→ **Short task**
Reproduce every one of the following lines character for character, with nothing added, dropped or changed.

--------------------------------------------------

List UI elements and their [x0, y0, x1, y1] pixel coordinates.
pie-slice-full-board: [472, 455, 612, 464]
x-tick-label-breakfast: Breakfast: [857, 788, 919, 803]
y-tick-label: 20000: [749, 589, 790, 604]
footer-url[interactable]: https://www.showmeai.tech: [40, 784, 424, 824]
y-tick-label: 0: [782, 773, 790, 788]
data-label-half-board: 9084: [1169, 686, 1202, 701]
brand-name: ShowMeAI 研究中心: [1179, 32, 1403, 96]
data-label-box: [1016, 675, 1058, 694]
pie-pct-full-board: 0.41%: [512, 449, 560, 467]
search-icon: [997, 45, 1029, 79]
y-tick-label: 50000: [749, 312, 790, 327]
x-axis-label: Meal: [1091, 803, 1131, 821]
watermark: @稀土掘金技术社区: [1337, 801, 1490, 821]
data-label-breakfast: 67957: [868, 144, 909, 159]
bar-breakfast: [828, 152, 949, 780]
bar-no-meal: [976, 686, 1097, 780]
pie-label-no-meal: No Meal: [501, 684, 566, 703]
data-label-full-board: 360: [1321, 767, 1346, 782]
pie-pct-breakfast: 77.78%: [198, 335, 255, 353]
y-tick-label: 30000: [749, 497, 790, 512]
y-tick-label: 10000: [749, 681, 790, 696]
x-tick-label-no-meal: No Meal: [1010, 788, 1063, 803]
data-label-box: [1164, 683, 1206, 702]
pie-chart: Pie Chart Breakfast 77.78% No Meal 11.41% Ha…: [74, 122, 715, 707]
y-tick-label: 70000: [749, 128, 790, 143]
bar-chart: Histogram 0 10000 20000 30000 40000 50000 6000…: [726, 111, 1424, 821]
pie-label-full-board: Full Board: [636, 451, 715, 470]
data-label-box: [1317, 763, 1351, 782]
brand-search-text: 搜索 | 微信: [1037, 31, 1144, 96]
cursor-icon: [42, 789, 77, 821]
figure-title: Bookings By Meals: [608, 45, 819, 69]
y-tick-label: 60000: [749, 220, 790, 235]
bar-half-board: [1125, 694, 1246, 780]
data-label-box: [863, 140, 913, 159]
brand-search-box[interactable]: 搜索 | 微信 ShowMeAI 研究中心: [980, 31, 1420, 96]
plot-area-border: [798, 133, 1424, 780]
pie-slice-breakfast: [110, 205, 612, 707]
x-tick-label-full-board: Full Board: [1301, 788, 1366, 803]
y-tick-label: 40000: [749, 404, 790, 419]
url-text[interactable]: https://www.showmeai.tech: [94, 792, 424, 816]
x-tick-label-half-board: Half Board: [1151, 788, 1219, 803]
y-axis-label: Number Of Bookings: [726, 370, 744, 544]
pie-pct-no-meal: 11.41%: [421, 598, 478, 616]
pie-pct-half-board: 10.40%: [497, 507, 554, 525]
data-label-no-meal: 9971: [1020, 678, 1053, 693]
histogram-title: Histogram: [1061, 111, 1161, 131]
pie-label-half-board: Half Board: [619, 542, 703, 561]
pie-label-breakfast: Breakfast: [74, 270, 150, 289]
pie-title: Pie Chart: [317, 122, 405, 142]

--------------------------------------------------

→ **Result**
List UI elements and their [x0, y0, x1, y1] pixel coordinates.
pie-slice-full-board: [472, 455, 612, 464]
x-tick-label-breakfast: Breakfast: [857, 788, 919, 803]
y-tick-label: 20000: [749, 589, 790, 604]
footer-url[interactable]: https://www.showmeai.tech: [40, 784, 424, 824]
y-tick-label: 0: [782, 773, 790, 788]
data-label-half-board: 9084: [1169, 686, 1202, 701]
brand-name: ShowMeAI 研究中心: [1179, 32, 1403, 96]
data-label-box: [1016, 675, 1058, 694]
pie-pct-full-board: 0.41%: [512, 449, 560, 467]
search-icon: [997, 45, 1029, 79]
y-tick-label: 50000: [749, 312, 790, 327]
x-axis-label: Meal: [1091, 803, 1131, 821]
watermark: @稀土掘金技术社区: [1337, 801, 1490, 821]
data-label-breakfast: 67957: [868, 144, 909, 159]
bar-breakfast: [828, 152, 949, 780]
bar-no-meal: [976, 686, 1097, 780]
pie-label-no-meal: No Meal: [501, 684, 566, 703]
data-label-full-board: 360: [1321, 767, 1346, 782]
pie-pct-breakfast: 77.78%: [198, 335, 255, 353]
y-tick-label: 30000: [749, 497, 790, 512]
y-tick-label: 10000: [749, 681, 790, 696]
x-tick-label-no-meal: No Meal: [1010, 788, 1063, 803]
data-label-box: [1164, 683, 1206, 702]
pie-chart: Pie Chart Breakfast 77.78% No Meal 11.41% Ha…: [74, 122, 715, 707]
y-tick-label: 70000: [749, 128, 790, 143]
bar-chart: Histogram 0 10000 20000 30000 40000 50000 6000…: [726, 111, 1424, 821]
pie-label-full-board: Full Board: [636, 451, 715, 470]
data-label-box: [1317, 763, 1351, 782]
brand-search-text: 搜索 | 微信: [1037, 31, 1144, 96]
cursor-icon: [42, 789, 77, 821]
figure-title: Bookings By Meals: [608, 45, 819, 69]
y-tick-label: 60000: [749, 220, 790, 235]
bar-half-board: [1125, 694, 1246, 780]
data-label-box: [863, 140, 913, 159]
brand-search-box[interactable]: 搜索 | 微信 ShowMeAI 研究中心: [980, 31, 1420, 96]
plot-area-border: [798, 133, 1424, 780]
pie-slice-breakfast: [110, 205, 612, 707]
x-tick-label-full-board: Full Board: [1301, 788, 1366, 803]
y-tick-label: 40000: [749, 404, 790, 419]
url-text[interactable]: https://www.showmeai.tech: [94, 792, 424, 816]
x-tick-label-half-board: Half Board: [1151, 788, 1219, 803]
y-axis-label: Number Of Bookings: [726, 370, 744, 544]
pie-pct-no-meal: 11.41%: [421, 598, 478, 616]
pie-pct-half-board: 10.40%: [497, 507, 554, 525]
data-label-no-meal: 9971: [1020, 678, 1053, 693]
histogram-title: Histogram: [1061, 111, 1161, 131]
pie-label-half-board: Half Board: [619, 542, 703, 561]
pie-label-breakfast: Breakfast: [74, 270, 150, 289]
pie-title: Pie Chart: [317, 122, 405, 142]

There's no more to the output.